**WHAT THIS TASK INVOLVES**
Restate the data exactly as given and keep the pictures out.

**GIVEN DATA**
-=-=-
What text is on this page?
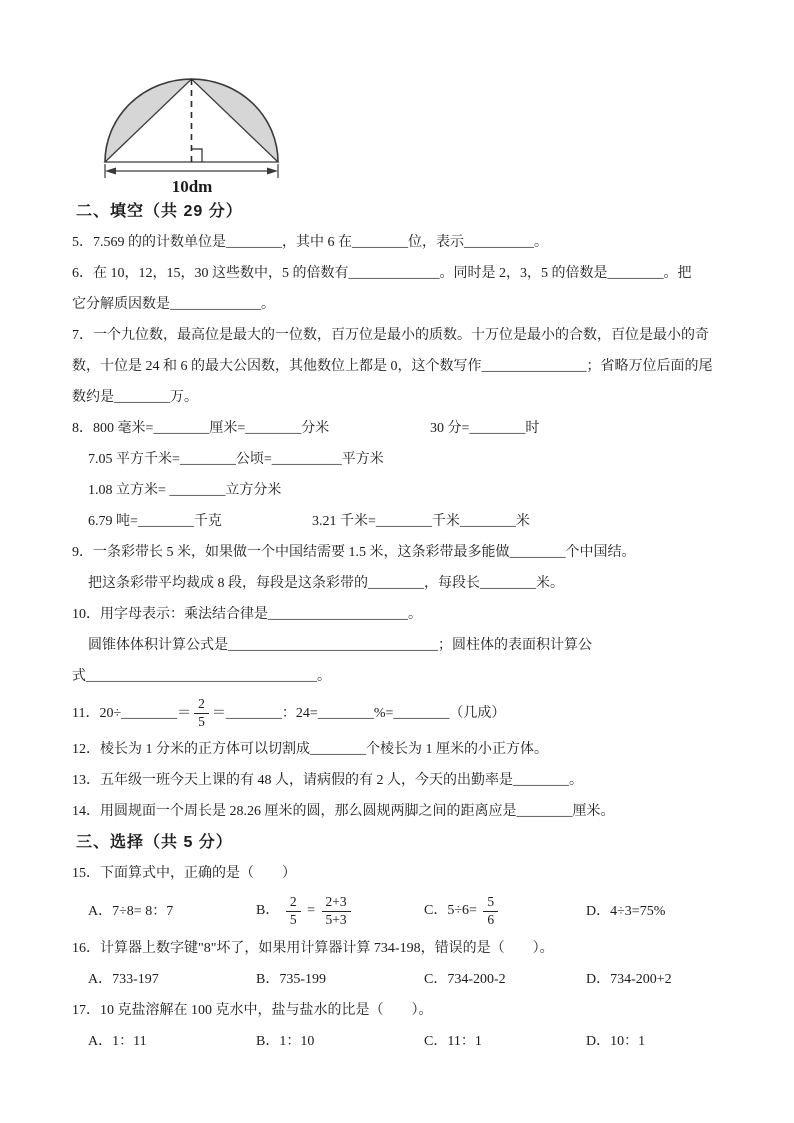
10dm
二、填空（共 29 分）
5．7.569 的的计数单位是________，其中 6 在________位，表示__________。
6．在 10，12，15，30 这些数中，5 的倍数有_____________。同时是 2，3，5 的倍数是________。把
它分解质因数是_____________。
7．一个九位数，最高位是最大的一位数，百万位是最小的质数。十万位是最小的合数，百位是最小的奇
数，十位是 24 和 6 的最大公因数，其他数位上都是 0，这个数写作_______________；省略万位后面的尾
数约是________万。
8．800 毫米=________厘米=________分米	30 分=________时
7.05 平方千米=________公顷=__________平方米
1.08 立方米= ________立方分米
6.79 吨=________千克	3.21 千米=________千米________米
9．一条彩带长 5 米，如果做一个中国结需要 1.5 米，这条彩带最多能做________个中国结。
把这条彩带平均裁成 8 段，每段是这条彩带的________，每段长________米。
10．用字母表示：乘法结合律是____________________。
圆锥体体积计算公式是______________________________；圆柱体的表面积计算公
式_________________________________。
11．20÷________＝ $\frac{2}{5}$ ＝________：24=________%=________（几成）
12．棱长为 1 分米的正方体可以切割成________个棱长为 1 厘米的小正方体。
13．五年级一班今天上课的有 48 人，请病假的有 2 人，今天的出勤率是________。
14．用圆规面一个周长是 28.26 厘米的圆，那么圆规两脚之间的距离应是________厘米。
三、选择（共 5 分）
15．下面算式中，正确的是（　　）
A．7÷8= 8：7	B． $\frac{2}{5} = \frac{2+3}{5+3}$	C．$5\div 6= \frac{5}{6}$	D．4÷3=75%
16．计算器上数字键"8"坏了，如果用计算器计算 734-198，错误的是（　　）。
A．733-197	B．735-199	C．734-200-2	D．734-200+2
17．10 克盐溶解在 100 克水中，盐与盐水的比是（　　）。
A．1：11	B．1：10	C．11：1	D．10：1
-=-=-
**WRITTEN ANSWER**
What text is on this page?
10dm
二、填空（共 29 分）
5．7.569 的的计数单位是________，其中 6 在________位，表示__________。
6．在 10，12，15，30 这些数中，5 的倍数有_____________。同时是 2，3，5 的倍数是________。把
它分解质因数是_____________。
7．一个九位数，最高位是最大的一位数，百万位是最小的质数。十万位是最小的合数，百位是最小的奇
数，十位是 24 和 6 的最大公因数，其他数位上都是 0，这个数写作_______________；省略万位后面的尾
数约是________万。
8．800 毫米=________厘米=________分米	30 分=________时
7.05 平方千米=________公顷=__________平方米
1.08 立方米= ________立方分米
6.79 吨=________千克	3.21 千米=________千米________米
9．一条彩带长 5 米，如果做一个中国结需要 1.5 米，这条彩带最多能做________个中国结。
把这条彩带平均裁成 8 段，每段是这条彩带的________，每段长________米。
10．用字母表示：乘法结合律是____________________。
圆锥体体积计算公式是______________________________；圆柱体的表面积计算公
式_________________________________。
11．20÷________＝ $\frac{2}{5}$ ＝________：24=________%=________（几成）
12．棱长为 1 分米的正方体可以切割成________个棱长为 1 厘米的小正方体。
13．五年级一班今天上课的有 48 人，请病假的有 2 人，今天的出勤率是________。
14．用圆规面一个周长是 28.26 厘米的圆，那么圆规两脚之间的距离应是________厘米。
三、选择（共 5 分）
15．下面算式中，正确的是（　　）
A．7÷8= 8：7	B． $\frac{2}{5} = \frac{2+3}{5+3}$	C．$5\div 6= \frac{5}{6}$	D．4÷3=75%
16．计算器上数字键"8"坏了，如果用计算器计算 734-198，错误的是（　　）。
A．733-197	B．735-199	C．734-200-2	D．734-200+2
17．10 克盐溶解在 100 克水中，盐与盐水的比是（　　）。
A．1：11	B．1：10	C．11：1	D．10：1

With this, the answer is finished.